▶ _WHAT IS NEEDED_: Gather every line in the records below that contains the word "color".

▶ _RECORD EXTRACTS_:

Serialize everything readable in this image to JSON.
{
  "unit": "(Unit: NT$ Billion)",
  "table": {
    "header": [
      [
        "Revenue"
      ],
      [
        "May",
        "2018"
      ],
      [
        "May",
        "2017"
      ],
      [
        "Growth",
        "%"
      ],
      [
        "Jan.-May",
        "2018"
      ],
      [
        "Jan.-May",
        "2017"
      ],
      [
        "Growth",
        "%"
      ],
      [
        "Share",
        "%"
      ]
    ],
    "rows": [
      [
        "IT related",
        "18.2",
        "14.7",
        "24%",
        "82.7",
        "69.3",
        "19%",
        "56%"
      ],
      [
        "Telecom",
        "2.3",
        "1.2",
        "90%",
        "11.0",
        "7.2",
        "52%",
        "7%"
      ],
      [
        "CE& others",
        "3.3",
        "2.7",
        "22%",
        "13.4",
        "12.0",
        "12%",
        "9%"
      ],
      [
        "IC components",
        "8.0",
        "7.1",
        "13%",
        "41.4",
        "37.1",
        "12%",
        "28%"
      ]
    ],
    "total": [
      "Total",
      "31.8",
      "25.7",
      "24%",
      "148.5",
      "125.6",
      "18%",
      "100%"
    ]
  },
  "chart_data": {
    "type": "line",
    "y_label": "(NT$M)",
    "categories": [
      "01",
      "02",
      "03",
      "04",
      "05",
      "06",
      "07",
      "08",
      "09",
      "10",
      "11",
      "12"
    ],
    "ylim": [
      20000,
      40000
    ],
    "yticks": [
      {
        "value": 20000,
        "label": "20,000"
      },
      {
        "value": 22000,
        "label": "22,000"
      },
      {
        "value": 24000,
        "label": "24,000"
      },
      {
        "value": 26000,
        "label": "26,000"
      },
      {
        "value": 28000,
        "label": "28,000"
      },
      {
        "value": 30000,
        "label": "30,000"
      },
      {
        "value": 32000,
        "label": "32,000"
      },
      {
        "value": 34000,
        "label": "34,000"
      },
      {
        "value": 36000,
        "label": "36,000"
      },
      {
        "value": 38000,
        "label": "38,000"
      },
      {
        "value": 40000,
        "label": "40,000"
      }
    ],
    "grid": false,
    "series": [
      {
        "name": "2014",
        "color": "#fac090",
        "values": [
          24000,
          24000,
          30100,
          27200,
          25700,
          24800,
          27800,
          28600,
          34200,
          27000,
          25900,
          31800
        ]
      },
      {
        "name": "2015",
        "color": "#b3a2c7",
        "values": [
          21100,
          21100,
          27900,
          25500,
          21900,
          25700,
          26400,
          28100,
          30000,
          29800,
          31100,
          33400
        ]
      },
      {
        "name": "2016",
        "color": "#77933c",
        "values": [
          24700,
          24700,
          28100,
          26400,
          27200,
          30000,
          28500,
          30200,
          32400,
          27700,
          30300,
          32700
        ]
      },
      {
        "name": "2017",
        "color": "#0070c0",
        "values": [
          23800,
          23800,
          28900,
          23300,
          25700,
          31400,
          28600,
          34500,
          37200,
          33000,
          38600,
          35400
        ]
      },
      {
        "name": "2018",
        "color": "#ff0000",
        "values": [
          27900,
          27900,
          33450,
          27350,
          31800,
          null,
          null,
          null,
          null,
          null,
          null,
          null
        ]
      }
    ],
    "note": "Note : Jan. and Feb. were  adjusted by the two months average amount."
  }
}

▶ _FULL OUTPUT_:
        "color": "#fac090",
        "color": "#b3a2c7",
        "color": "#77933c",
        "color": "#0070c0",
        "color": "#ff0000",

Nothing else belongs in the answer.